Dataset entries:
################

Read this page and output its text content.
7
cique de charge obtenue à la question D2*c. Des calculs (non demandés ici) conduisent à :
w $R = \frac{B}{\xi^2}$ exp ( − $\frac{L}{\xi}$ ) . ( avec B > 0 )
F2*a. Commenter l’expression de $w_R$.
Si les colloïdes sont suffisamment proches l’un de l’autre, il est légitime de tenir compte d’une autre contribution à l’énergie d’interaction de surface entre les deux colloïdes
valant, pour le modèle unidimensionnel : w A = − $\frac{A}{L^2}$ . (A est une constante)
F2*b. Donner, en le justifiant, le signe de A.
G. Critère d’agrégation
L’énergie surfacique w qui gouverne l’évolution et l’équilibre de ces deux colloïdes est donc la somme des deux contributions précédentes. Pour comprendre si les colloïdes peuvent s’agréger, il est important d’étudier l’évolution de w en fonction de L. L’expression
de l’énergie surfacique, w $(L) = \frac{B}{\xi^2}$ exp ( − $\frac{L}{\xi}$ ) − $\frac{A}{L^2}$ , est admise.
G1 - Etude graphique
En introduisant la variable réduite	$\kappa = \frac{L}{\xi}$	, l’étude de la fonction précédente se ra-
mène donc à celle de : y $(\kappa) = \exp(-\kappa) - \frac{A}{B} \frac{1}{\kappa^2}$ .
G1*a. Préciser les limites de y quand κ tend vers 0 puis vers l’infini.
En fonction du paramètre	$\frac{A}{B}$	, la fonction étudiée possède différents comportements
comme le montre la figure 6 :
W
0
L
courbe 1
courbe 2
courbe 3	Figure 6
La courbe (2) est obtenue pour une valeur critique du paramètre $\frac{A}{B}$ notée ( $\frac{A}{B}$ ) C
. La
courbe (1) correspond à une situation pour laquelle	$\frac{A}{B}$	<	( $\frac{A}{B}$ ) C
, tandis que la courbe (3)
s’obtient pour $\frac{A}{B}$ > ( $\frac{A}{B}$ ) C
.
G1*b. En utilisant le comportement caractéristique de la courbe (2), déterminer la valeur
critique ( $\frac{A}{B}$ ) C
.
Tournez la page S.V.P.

################

Do this:
Extract each line from the entries above that contains the string "énergie".

The completed task:
Si les colloïdes sont suffisamment proches l’un de l’autre, il est légitime de tenir compte d’une autre contribution à l’énergie d’interaction de surface entre les deux colloïdes
L’énergie surfacique w qui gouverne l’évolution et l’équilibre de ces deux colloïdes est donc la somme des deux contributions précédentes. Pour comprendre si les colloïdes peuvent s’agréger, il est important d’étudier l’évolution de w en fonction de L. L’expression
de l’énergie surfacique, w $(L) = \frac{B}{\xi^2}$ exp ( − $\frac{L}{\xi}$ ) − $\frac{A}{L^2}$ , est admise.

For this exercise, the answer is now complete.